Task brief: Copy every line of the listing that holds the string "korze".

(Dataset excerpt)
********

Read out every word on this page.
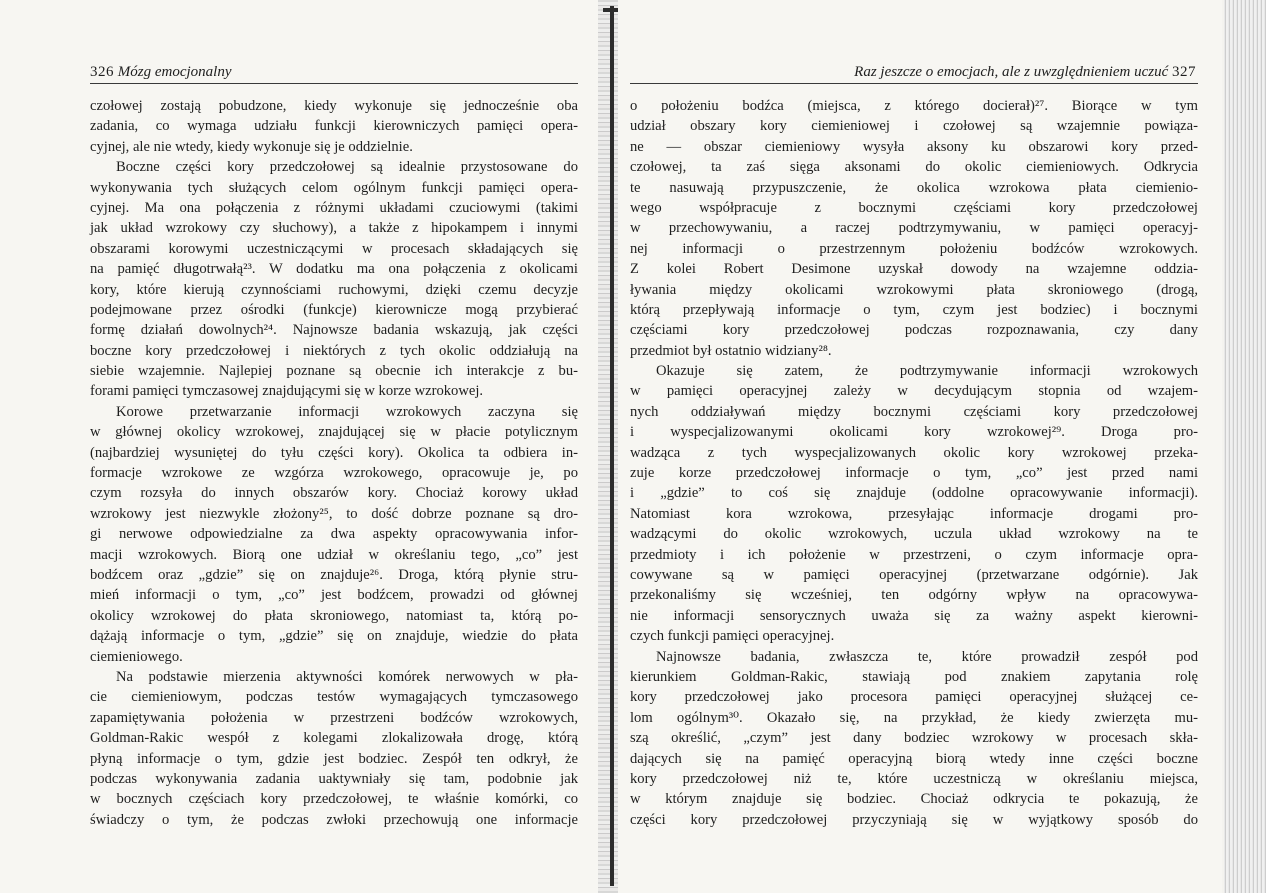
326 Mózg emocjonalny
czołowej zostają pobudzone, kiedy wykonuje się jednocześnie oba
zadania, co wymaga udziału funkcji kierowniczych pamięci opera-
cyjnej, ale nie wtedy, kiedy wykonuje się je oddzielnie.
Boczne części kory przedczołowej są idealnie przystosowane do
wykonywania tych służących celom ogólnym funkcji pamięci opera-
cyjnej. Ma ona połączenia z różnymi układami czuciowymi (takimi
jak układ wzrokowy czy słuchowy), a także z hipokampem i innymi
obszarami korowymi uczestniczącymi w procesach składających się
na pamięć długotrwałą²³. W dodatku ma ona połączenia z okolicami
kory, które kierują czynnościami ruchowymi, dzięki czemu decyzje
podejmowane przez ośrodki (funkcje) kierownicze mogą przybierać
formę działań dowolnych²⁴. Najnowsze badania wskazują, jak części
boczne kory przedczołowej i niektórych z tych okolic oddziałują na
siebie wzajemnie. Najlepiej poznane są obecnie ich interakcje z bu-
forami pamięci tymczasowej znajdującymi się w korze wzrokowej.
Korowe przetwarzanie informacji wzrokowych zaczyna się
w głównej okolicy wzrokowej, znajdującej się w płacie potylicznym
(najbardziej wysuniętej do tyłu części kory). Okolica ta odbiera in-
formacje wzrokowe ze wzgórza wzrokowego, opracowuje je, po
czym rozsyła do innych obszarów kory. Chociaż korowy układ
wzrokowy jest niezwykle złożony²⁵, to dość dobrze poznane są dro-
gi nerwowe odpowiedzialne za dwa aspekty opracowywania infor-
macji wzrokowych. Biorą one udział w określaniu tego, „co” jest
bodźcem oraz „gdzie” się on znajduje²⁶. Droga, którą płynie stru-
mień informacji o tym, „co” jest bodźcem, prowadzi od głównej
okolicy wzrokowej do płata skroniowego, natomiast ta, którą po-
dążają informacje o tym, „gdzie” się on znajduje, wiedzie do płata
ciemieniowego.
Na podstawie mierzenia aktywności komórek nerwowych w pła-
cie ciemieniowym, podczas testów wymagających tymczasowego
zapamiętywania położenia w przestrzeni bodźców wzrokowych,
Goldman-Rakic wespół z kolegami zlokalizowała drogę, którą
płyną informacje o tym, gdzie jest bodziec. Zespół ten odkrył, że
podczas wykonywania zadania uaktywniały się tam, podobnie jak
w bocznych częściach kory przedczołowej, te właśnie komórki, co
świadczy o tym, że podczas zwłoki przechowują one informacje
Raz jeszcze o emocjach, ale z uwzględnieniem uczuć 327
o położeniu bodźca (miejsca, z którego docierał)²⁷. Biorące w tym
udział obszary kory ciemieniowej i czołowej są wzajemnie powiąza-
ne — obszar ciemieniowy wysyła aksony ku obszarowi kory przed-
czołowej, ta zaś sięga aksonami do okolic ciemieniowych. Odkrycia
te nasuwają przypuszczenie, że okolica wzrokowa płata ciemienio-
wego współpracuje z bocznymi częściami kory przedczołowej
w przechowywaniu, a raczej podtrzymywaniu, w pamięci operacyj-
nej informacji o przestrzennym położeniu bodźców wzrokowych.
Z kolei Robert Desimone uzyskał dowody na wzajemne oddzia-
ływania między okolicami wzrokowymi płata skroniowego (drogą,
którą przepływają informacje o tym, czym jest bodziec) i bocznymi
częściami kory przedczołowej podczas rozpoznawania, czy dany
przedmiot był ostatnio widziany²⁸.
Okazuje się zatem, że podtrzymywanie informacji wzrokowych
w pamięci operacyjnej zależy w decydującym stopnia od wzajem-
nych oddziaływań między bocznymi częściami kory przedczołowej
i wyspecjalizowanymi okolicami kory wzrokowej²⁹. Droga pro-
wadząca z tych wyspecjalizowanych okolic kory wzrokowej przeka-
zuje korze przedczołowej informacje o tym, „co” jest przed nami
i „gdzie” to coś się znajduje (oddolne opracowywanie informacji).
Natomiast kora wzrokowa, przesyłając informacje drogami pro-
wadzącymi do okolic wzrokowych, uczula układ wzrokowy na te
przedmioty i ich położenie w przestrzeni, o czym informacje opra-
cowywane są w pamięci operacyjnej (przetwarzane odgórnie). Jak
przekonaliśmy się wcześniej, ten odgórny wpływ na opracowywa-
nie informacji sensorycznych uważa się za ważny aspekt kierowni-
czych funkcji pamięci operacyjnej.
Najnowsze badania, zwłaszcza te, które prowadził zespół pod
kierunkiem Goldman-Rakic, stawiają pod znakiem zapytania rolę
kory przedczołowej jako procesora pamięci operacyjnej służącej ce-
lom ogólnym³⁰. Okazało się, na przykład, że kiedy zwierzęta mu-
szą określić, „czym” jest dany bodziec wzrokowy w procesach skła-
dających się na pamięć operacyjną biorą wtedy inne części boczne
kory przedczołowej niż te, które uczestniczą w określaniu miejsca,
w którym znajduje się bodziec. Chociaż odkrycia te pokazują, że
części kory przedczołowej przyczyniają się w wyjątkowy sposób do
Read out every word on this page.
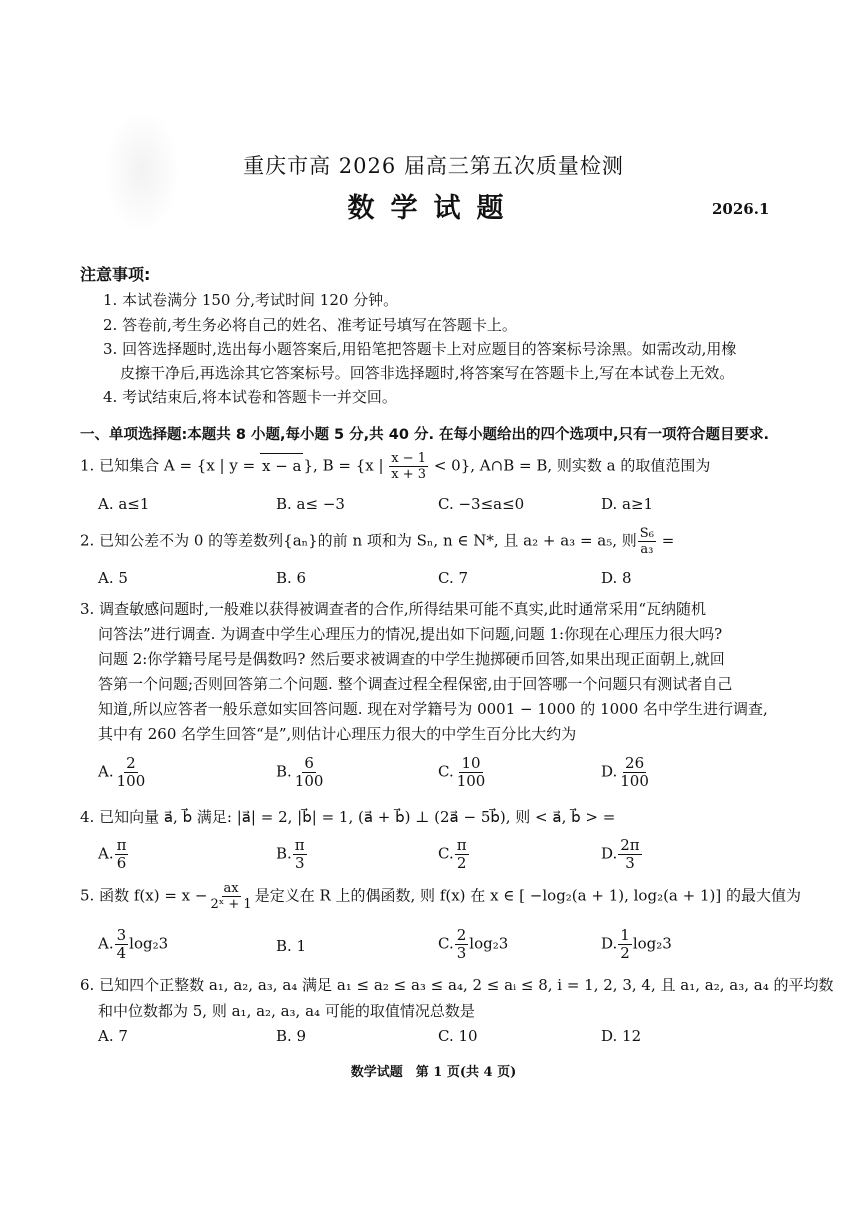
重庆市高 2026 届高三第五次质量检测
数学试题	2026.1
注意事项:
1. 本试卷满分 150 分,考试时间 120 分钟。
2. 答卷前,考生务必将自己的姓名、准考证号填写在答题卡上。
3. 回答选择题时,选出每小题答案后,用铅笔把答题卡上对应题目的答案标号涂黑。如需改动,用橡
皮擦干净后,再选涂其它答案标号。回答非选择题时,将答案写在答题卡上,写在本试卷上无效。
4. 考试结束后,将本试卷和答题卡一并交回。
一、单项选择题:本题共 8 小题,每小题 5 分,共 40 分. 在每小题给出的四个选项中,只有一项符合题目要求.
1. 已知集合 A = {x | y = x − a }, B = {x | $\frac{x - 1}{x + 3} < 0$}, A∩B = B, 则实数 a 的取值范围为
A. a≤1	B. a≤ −3	C. −3≤a≤0	D. a≥1
2. 已知公差不为 0 的等差数列{aₙ}的前 n 项和为 Sₙ, n ∈ N*, 且 a₂ + a₃ = a₅, 则 $\frac{\text{S₆}}{\text{a₃}}$ =
A. 5	B. 6	C. 7	D. 8
3. 调查敏感问题时,一般难以获得被调查者的合作,所得结果可能不真实,此时通常采用“瓦纳随机
问答法”进行调查. 为调查中学生心理压力的情况,提出如下问题,问题 1:你现在心理压力很大吗?
问题 2:你学籍号尾号是偶数吗? 然后要求被调查的中学生抛掷硬币回答,如果出现正面朝上,就回
答第一个问题;否则回答第二个问题. 整个调查过程全程保密,由于回答哪一个问题只有测试者自己
知道,所以应答者一般乐意如实回答问题. 现在对学籍号为 0001 − 1000 的 1000 名中学生进行调查,
其中有 260 名学生回答“是”,则估计心理压力很大的中学生百分比大约为
A. $\frac{2}{100}$	B. $\frac{6}{100}$	C. $\frac{10}{100}$	D. $\frac{26}{100}$
4. 已知向量 a⃗, b⃗ 满足: |a⃗| = 2, |b⃗| = 1, (a⃗ + b⃗) ⊥ (2a⃗ − 5b⃗), 则 < a⃗, b⃗ > =
A. $\frac{\pi}{6}$	B. $\frac{\pi}{3}$	C. $\frac{\pi}{2}$	D. $\frac{2\pi}{3}$
5. 函数 $f(x) = x - \frac{ax}{\text{2ˣ + 1}}$ 是定义在 R 上的偶函数, 则 f(x) 在 x ∈ [ −log₂(a + 1), log₂(a + 1)] 的最大值为
A. $\frac{3}{4} \log_23$	B. 1	C. $\frac{2}{3} \log_23$	D. $\frac{1}{2} \log_23$
6. 已知四个正整数 a₁, a₂, a₃, a₄ 满足 a₁ ≤ a₂ ≤ a₃ ≤ a₄, 2 ≤ aᵢ ≤ 8, i = 1, 2, 3, 4, 且 a₁, a₂, a₃, a₄ 的平均数
和中位数都为 5, 则 a₁, a₂, a₃, a₄ 可能的取值情况总数是
A. 7	B. 9	C. 10	D. 12
数学试题　第 1 页(共 4 页)
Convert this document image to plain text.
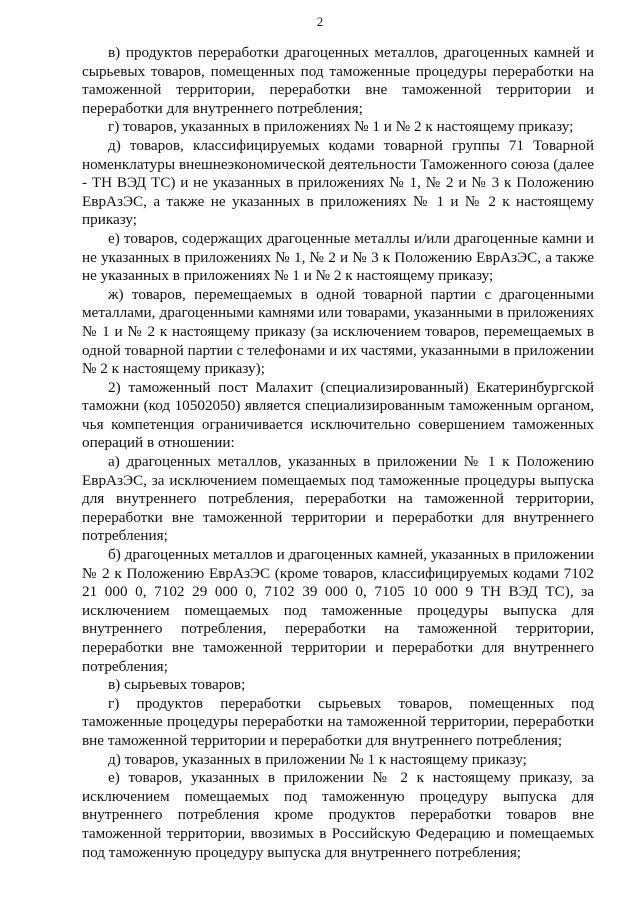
2

в) продуктов переработки драгоценных металлов, драгоценных камней и сырьевых товаров, помещенных под таможенные процедуры переработки на таможенной территории, переработки вне таможенной территории и переработки для внутреннего потребления;

г) товаров, указанных в приложениях № 1 и № 2 к настоящему приказу;

д) товаров, классифицируемых кодами товарной группы 71 Товарной номенклатуры внешнеэкономической деятельности Таможенного союза (далее - ТН ВЭД ТС) и не указанных в приложениях № 1, № 2 и № 3 к Положению ЕврАзЭС, а также не указанных в приложениях № 1 и № 2 к настоящему приказу;

е) товаров, содержащих драгоценные металлы и/или драгоценные камни и не указанных в приложениях № 1, № 2 и № 3 к Положению ЕврАзЭС, а также не указанных в приложениях № 1 и № 2 к настоящему приказу;

ж) товаров, перемещаемых в одной товарной партии с драгоценными металлами, драгоценными камнями или товарами, указанными в приложениях № 1 и № 2 к настоящему приказу (за исключением товаров, перемещаемых в одной товарной партии с телефонами и их частями, указанными в приложении № 2 к настоящему приказу);

2) таможенный пост Малахит (специализированный) Екатеринбургской таможни (код 10502050) является специализированным таможенным органом, чья компетенция ограничивается исключительно совершением таможенных операций в отношении:

а) драгоценных металлов, указанных в приложении № 1 к Положению ЕврАзЭС, за исключением помещаемых под таможенные процедуры выпуска для внутреннего потребления, переработки на таможенной территории, переработки вне таможенной территории и переработки для внутреннего потребления;

б) драгоценных металлов и драгоценных камней, указанных в приложении № 2 к Положению ЕврАзЭС (кроме товаров, классифицируемых кодами 7102 21 000 0, 7102 29 000 0, 7102 39 000 0, 7105 10 000 9 ТН ВЭД ТС), за исключением помещаемых под таможенные процедуры выпуска для внутреннего потребления, переработки на таможенной территории, переработки вне таможенной территории и переработки для внутреннего потребления;

в) сырьевых товаров;

г) продуктов переработки сырьевых товаров, помещенных под таможенные процедуры переработки на таможенной территории, переработки вне таможенной территории и переработки для внутреннего потребления;

д) товаров, указанных в приложении № 1 к настоящему приказу;

е) товаров, указанных в приложении № 2 к настоящему приказу, за исключением помещаемых под таможенную процедуру выпуска для внутреннего потребления кроме продуктов переработки товаров вне таможенной территории, ввозимых в Российскую Федерацию и помещаемых под таможенную процедуру выпуска для внутреннего потребления;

********

Exercise answer:
forami pamięci tymczasowej znajdującymi się w korze wzrokowej.
zuje korze przedczołowej informacje o tym, „co” jest przed nami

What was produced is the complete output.